#### Given exercise
Find and return each line containing "SRMTID".

#### Data provided
┌──
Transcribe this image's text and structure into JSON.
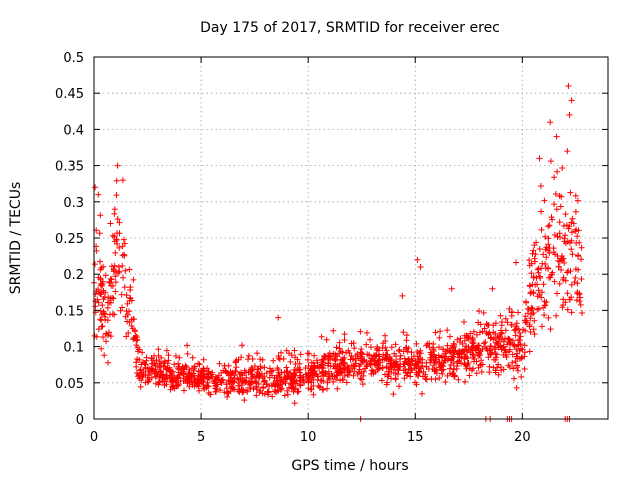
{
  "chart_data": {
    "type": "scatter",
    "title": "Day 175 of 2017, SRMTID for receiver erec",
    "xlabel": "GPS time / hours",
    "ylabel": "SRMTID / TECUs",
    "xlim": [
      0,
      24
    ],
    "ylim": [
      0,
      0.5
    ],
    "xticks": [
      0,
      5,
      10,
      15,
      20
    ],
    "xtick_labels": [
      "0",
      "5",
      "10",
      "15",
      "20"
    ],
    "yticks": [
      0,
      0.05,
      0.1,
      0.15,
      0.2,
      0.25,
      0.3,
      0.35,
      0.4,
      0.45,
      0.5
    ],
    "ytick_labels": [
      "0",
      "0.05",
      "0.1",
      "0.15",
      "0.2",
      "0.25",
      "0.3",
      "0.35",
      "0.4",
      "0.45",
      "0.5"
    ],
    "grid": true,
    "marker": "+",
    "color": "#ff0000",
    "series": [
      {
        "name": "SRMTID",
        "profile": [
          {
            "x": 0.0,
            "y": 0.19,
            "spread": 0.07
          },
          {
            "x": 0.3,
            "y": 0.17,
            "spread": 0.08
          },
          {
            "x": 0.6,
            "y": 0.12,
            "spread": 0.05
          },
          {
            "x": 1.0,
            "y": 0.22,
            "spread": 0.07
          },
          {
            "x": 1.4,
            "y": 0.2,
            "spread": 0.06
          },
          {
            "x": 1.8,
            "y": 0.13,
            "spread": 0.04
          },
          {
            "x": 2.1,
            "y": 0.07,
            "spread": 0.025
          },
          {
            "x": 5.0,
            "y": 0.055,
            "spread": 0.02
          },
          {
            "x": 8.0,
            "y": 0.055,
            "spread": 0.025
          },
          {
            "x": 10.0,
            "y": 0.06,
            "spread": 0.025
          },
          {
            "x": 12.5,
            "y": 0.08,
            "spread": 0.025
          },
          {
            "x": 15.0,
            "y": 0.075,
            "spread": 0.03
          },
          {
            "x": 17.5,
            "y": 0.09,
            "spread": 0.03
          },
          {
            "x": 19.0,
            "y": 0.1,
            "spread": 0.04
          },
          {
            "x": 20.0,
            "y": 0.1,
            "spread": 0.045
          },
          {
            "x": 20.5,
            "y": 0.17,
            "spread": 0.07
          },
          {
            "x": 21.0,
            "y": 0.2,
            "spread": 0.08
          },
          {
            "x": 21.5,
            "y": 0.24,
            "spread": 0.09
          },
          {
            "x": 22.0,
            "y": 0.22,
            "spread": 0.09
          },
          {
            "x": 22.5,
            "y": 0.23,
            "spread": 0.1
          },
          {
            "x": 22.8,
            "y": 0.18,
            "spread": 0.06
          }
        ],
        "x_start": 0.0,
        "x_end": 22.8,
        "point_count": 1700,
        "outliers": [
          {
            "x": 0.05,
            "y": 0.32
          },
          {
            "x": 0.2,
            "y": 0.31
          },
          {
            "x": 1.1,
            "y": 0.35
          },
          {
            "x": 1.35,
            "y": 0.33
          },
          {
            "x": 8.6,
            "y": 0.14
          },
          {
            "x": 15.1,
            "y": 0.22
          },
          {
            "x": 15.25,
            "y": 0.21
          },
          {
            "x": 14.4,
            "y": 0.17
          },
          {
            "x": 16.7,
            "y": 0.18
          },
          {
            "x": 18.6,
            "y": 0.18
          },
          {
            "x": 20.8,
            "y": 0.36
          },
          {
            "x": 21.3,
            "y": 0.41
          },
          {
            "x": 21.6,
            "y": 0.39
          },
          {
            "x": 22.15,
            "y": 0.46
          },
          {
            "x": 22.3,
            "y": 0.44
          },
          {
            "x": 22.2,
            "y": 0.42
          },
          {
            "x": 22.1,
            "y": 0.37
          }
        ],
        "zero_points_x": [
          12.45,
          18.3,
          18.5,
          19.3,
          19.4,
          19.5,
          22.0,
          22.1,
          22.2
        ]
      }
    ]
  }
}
└──
#### In response
    "title": "Day 175 of 2017, SRMTID for receiver erec",
    "ylabel": "SRMTID / TECUs",
        "name": "SRMTID",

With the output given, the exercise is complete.